- Provided material:
* begin *

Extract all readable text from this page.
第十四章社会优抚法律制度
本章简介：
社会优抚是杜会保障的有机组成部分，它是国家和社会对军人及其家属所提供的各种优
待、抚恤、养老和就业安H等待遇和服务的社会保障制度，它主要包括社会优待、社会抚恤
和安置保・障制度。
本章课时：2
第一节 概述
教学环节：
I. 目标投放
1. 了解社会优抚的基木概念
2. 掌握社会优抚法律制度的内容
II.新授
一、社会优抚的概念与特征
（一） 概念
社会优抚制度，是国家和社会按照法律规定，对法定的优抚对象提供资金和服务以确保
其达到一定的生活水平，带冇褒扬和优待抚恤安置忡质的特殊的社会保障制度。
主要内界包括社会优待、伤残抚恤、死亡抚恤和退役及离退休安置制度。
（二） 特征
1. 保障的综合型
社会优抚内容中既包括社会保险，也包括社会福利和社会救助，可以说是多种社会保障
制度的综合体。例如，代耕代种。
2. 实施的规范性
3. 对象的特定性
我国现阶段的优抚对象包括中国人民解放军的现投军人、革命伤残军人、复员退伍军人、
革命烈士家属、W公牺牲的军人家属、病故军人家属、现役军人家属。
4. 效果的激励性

* end *
* begin *

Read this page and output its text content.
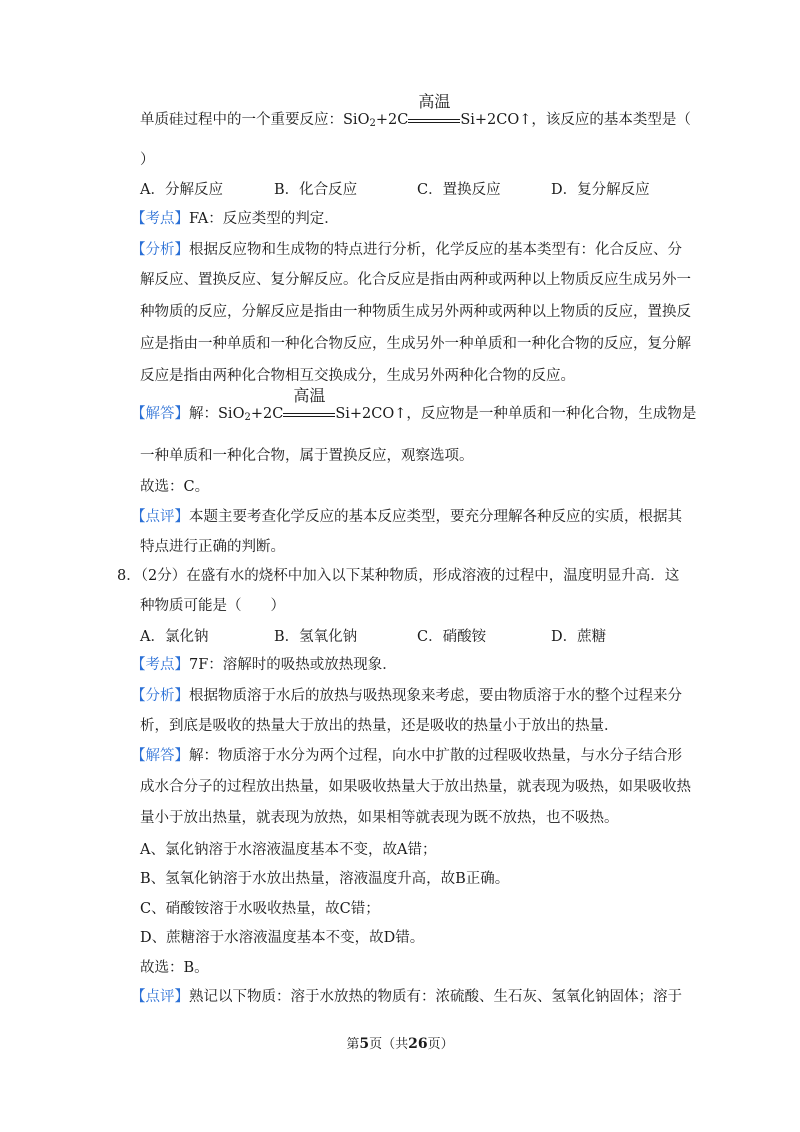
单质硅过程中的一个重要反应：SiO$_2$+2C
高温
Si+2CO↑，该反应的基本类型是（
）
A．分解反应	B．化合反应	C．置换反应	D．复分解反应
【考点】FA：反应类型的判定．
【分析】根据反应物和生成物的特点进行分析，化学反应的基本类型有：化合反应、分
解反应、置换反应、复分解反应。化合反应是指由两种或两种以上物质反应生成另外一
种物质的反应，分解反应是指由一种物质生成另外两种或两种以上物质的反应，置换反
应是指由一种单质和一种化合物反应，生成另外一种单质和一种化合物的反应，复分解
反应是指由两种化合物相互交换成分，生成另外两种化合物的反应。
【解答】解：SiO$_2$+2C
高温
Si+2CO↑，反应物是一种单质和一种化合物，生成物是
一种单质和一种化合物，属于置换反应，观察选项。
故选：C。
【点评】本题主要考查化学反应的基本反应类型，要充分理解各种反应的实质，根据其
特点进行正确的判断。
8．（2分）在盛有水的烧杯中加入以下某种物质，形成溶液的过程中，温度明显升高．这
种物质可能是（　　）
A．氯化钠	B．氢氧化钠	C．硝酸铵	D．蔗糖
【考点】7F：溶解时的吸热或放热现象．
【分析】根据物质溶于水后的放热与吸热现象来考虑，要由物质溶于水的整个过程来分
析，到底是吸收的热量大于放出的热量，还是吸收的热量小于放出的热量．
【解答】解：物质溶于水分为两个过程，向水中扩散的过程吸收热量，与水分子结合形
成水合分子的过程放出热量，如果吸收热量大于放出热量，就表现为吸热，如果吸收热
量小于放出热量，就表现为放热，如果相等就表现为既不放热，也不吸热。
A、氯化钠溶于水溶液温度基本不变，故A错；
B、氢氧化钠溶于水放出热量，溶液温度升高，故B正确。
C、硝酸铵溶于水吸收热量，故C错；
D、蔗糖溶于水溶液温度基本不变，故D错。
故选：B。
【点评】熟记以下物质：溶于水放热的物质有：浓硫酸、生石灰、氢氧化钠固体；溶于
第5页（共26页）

* end *

- Exercise objective:
Where a line above holds the string "this", show that line.

- Answer:
Extract all readable text from this page.
Read this page and output its text content.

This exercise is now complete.